◆ WRITTEN PROBLEM ◆
Report only how many lines hold the word "within".

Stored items
-- Begin --

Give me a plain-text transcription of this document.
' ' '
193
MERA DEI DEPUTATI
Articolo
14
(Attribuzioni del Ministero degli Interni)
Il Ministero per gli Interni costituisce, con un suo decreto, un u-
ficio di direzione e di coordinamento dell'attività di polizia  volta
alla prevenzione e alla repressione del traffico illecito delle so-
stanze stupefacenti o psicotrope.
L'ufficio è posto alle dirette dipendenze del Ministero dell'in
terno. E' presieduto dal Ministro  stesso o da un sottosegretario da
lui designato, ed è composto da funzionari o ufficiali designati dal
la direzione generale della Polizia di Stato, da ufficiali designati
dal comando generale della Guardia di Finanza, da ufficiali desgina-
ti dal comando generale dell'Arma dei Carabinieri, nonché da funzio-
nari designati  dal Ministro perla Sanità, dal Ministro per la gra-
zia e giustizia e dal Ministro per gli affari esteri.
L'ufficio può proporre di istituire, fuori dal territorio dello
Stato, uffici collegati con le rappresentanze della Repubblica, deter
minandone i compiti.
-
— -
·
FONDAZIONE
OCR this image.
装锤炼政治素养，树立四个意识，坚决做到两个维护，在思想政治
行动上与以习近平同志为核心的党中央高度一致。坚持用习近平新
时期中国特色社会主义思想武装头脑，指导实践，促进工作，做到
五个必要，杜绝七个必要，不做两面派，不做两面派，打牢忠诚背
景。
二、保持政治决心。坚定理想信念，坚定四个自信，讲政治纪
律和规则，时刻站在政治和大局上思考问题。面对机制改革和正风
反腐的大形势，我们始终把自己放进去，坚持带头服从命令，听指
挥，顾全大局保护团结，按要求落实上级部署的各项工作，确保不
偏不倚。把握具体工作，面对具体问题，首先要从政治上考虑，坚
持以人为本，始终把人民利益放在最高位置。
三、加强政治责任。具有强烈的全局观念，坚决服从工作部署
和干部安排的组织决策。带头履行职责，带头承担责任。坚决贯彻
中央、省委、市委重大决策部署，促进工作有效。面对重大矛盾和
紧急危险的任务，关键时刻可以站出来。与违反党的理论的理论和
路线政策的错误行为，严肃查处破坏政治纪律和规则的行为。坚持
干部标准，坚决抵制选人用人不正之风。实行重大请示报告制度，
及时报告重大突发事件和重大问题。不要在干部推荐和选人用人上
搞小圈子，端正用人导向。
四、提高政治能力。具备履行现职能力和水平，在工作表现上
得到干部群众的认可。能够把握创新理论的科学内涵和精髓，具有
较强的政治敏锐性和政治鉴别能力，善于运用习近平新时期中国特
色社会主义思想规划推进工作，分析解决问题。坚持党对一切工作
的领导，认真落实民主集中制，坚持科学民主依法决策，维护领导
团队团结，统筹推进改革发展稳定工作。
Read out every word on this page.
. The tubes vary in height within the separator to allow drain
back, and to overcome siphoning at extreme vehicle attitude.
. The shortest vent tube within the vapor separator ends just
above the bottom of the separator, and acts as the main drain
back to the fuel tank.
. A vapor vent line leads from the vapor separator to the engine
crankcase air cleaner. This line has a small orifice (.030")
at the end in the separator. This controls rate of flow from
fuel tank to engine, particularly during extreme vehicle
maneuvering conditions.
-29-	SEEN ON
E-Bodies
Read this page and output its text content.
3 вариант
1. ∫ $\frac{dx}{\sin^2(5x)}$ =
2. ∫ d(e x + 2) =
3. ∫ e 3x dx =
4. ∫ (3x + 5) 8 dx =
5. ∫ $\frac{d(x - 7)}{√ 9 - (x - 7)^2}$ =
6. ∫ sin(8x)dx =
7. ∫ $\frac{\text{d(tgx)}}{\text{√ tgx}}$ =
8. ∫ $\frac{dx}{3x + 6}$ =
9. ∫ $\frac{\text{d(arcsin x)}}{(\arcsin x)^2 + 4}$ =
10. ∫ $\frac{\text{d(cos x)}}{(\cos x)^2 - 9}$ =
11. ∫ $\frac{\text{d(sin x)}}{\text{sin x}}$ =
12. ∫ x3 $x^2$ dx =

-- End --

◆ ANSWER FOR THE TASK ◆
2